[Stored records]
▶
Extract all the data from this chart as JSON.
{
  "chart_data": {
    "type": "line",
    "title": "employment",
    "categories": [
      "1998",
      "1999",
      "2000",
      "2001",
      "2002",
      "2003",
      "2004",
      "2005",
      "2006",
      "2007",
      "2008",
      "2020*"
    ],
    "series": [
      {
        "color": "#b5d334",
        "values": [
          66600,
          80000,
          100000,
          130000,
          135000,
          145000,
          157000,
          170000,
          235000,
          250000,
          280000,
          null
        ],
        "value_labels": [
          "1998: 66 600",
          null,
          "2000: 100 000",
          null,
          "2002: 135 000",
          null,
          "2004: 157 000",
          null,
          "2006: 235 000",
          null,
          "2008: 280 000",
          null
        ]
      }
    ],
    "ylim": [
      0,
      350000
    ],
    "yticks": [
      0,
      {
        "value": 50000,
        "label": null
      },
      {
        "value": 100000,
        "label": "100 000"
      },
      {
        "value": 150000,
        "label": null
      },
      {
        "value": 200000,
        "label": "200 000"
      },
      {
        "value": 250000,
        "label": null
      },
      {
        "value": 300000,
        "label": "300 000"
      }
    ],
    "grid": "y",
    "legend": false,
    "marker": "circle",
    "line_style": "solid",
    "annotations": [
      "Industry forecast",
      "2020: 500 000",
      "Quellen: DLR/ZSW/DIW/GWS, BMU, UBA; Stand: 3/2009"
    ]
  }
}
◀
▶
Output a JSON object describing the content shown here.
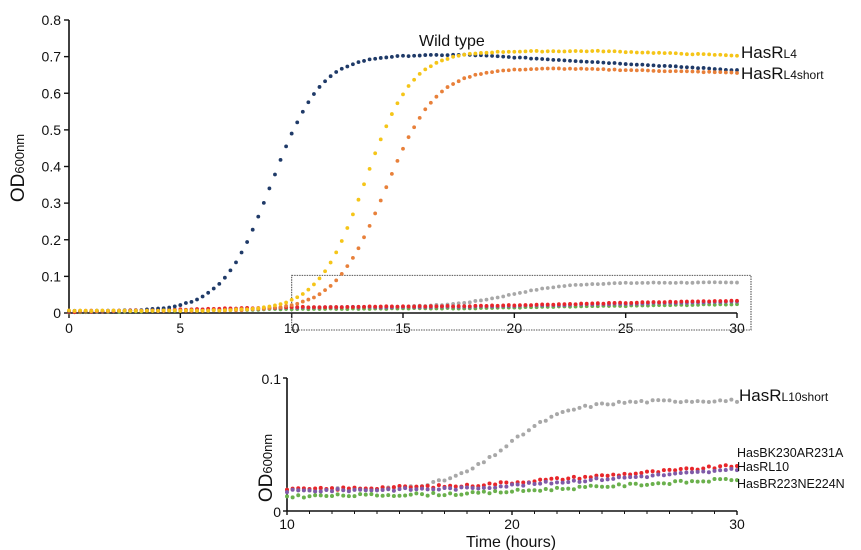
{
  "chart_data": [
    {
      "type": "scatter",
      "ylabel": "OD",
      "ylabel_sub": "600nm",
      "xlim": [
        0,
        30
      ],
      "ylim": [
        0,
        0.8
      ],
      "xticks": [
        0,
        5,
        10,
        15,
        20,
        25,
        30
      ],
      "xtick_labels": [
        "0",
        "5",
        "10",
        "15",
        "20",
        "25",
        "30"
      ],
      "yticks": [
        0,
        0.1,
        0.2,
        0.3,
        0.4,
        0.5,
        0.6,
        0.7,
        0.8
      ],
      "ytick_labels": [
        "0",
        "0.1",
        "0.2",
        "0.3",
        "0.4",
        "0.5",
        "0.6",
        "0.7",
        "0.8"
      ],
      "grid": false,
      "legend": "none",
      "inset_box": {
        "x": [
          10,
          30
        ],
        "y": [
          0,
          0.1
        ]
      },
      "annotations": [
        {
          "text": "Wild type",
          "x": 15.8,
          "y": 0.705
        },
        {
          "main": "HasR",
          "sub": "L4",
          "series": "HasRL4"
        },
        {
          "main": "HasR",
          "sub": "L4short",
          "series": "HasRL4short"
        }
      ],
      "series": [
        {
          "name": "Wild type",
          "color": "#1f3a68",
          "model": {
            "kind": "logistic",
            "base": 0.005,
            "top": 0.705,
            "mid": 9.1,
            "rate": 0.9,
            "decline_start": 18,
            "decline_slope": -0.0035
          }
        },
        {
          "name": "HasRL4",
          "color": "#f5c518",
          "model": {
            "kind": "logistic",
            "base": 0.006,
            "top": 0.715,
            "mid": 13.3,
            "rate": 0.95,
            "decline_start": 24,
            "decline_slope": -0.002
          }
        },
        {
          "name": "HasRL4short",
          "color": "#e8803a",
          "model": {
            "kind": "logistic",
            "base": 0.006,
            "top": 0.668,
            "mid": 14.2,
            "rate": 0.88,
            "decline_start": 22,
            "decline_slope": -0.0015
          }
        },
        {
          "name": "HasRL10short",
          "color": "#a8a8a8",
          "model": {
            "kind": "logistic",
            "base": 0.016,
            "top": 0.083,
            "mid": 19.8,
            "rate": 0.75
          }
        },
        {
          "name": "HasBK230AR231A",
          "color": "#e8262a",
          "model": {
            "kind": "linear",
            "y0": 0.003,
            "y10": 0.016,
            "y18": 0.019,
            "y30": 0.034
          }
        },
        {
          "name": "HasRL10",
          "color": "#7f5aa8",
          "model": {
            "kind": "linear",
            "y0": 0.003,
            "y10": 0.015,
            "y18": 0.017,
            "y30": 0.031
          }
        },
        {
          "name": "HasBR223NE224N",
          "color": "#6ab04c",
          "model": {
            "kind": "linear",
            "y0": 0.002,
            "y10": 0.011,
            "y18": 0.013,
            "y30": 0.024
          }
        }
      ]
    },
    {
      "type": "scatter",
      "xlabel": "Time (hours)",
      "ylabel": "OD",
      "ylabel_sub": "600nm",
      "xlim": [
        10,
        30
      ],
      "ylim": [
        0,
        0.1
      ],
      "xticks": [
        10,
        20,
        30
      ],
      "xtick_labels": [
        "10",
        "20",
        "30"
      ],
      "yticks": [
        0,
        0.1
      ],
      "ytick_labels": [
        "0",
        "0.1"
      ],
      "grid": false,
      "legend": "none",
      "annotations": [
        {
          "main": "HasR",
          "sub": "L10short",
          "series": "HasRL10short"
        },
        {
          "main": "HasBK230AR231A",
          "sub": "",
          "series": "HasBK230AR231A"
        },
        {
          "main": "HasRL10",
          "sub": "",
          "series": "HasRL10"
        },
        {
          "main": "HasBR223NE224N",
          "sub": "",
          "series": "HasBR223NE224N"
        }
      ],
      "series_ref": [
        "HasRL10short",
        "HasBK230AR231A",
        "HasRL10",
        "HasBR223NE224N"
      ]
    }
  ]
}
◀
**PROBLEM DETAILS**:
Pick out every line with the string "type" and copy it.

**WORKED ANSWER**:
    "type": "line",
      "type": "scatter",
          "text": "Wild type",
          "name": "Wild type",
      "type": "scatter",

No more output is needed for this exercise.